* **Text**:
□ □ □

The Restaurant Group (which I’ll shorten to TRG) joined the model portfolio in early 2016, shortly after the company published some very upbeat 2015 results.
Revenues were up 8% while earnings and dividends per share were up 13%, continuing the company’s long track record of impressive results.
But then things started to go wrong in its core restaurant business (TRG also runs pubs and airport concessions, and these continued to perform well).
Initially this was put down to operational issues, such as a lack of focus on value and service. But despite operational improvements over the next couple of years, like-for-like sales continued to fall.
By mid-2018, management admitted that TRG’s problems were structural rather than cyclical.
Key problems included reduced footfall at restaurants in out-of-town retail parks (thanks to the shift to online shopping), increased competition from other branded restaurants, new food delivery aggregators (e.g. Just Eat) and increasing costs such as the minimum wage, rent and business rates.
Management’s solution was to acquire Wagamama, a high growth pan-Asian restaurant chain. This would bring economies of scale and allow TRG to convert underperforming sites into Wagamamas.

□ □ □

* **Data shown**:

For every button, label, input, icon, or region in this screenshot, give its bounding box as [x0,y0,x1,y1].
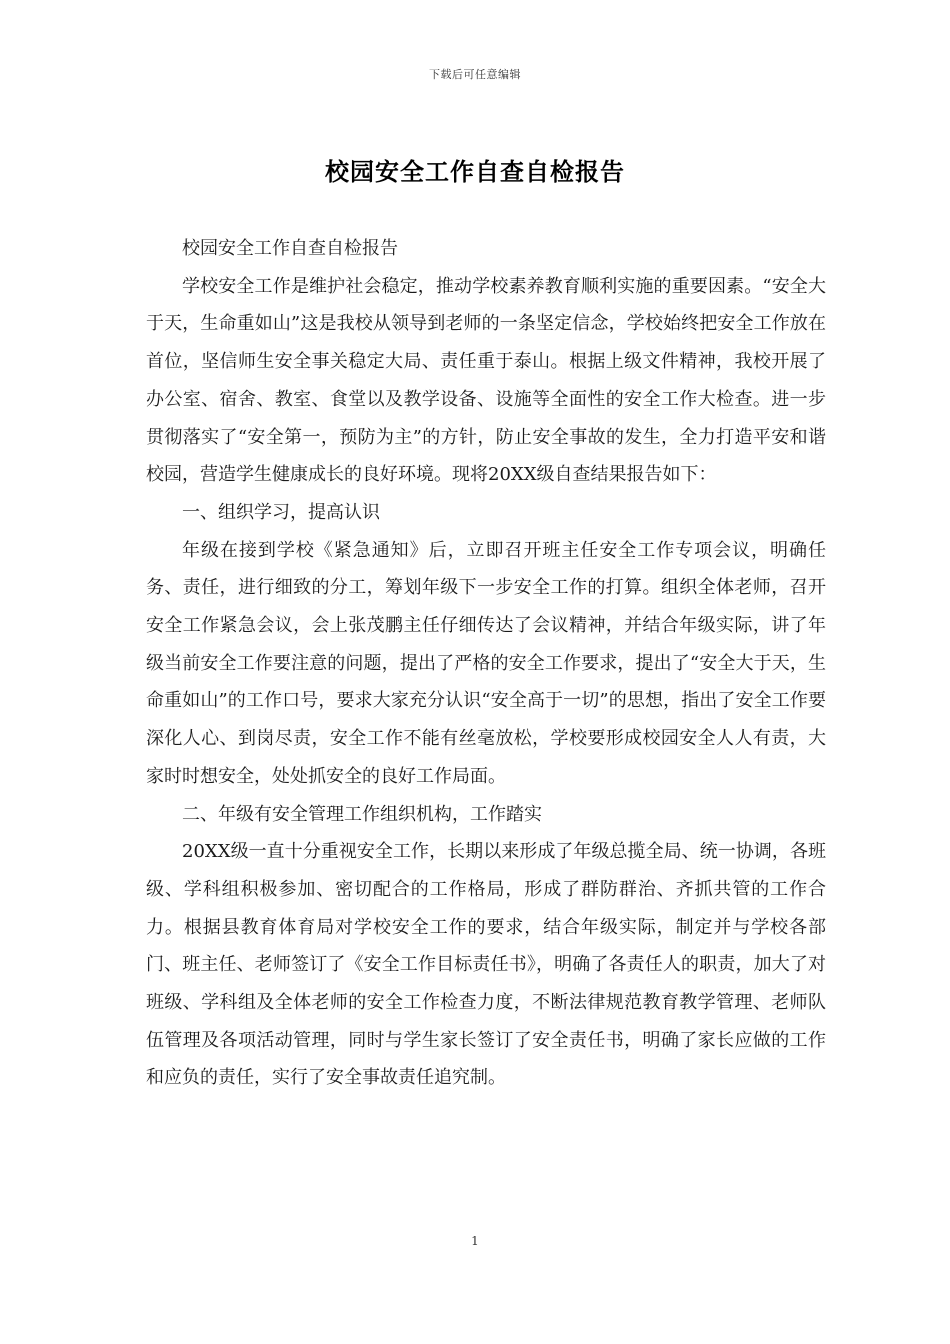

□ □ □

* **Instructions for the task**:
According to the text about The Restaurant Group, which restaurant chain did management decide to acquire? Answer from the text alone.

* **Solution to the problem**:
Wagamama, a high-growth pan-Asian restaurant chain.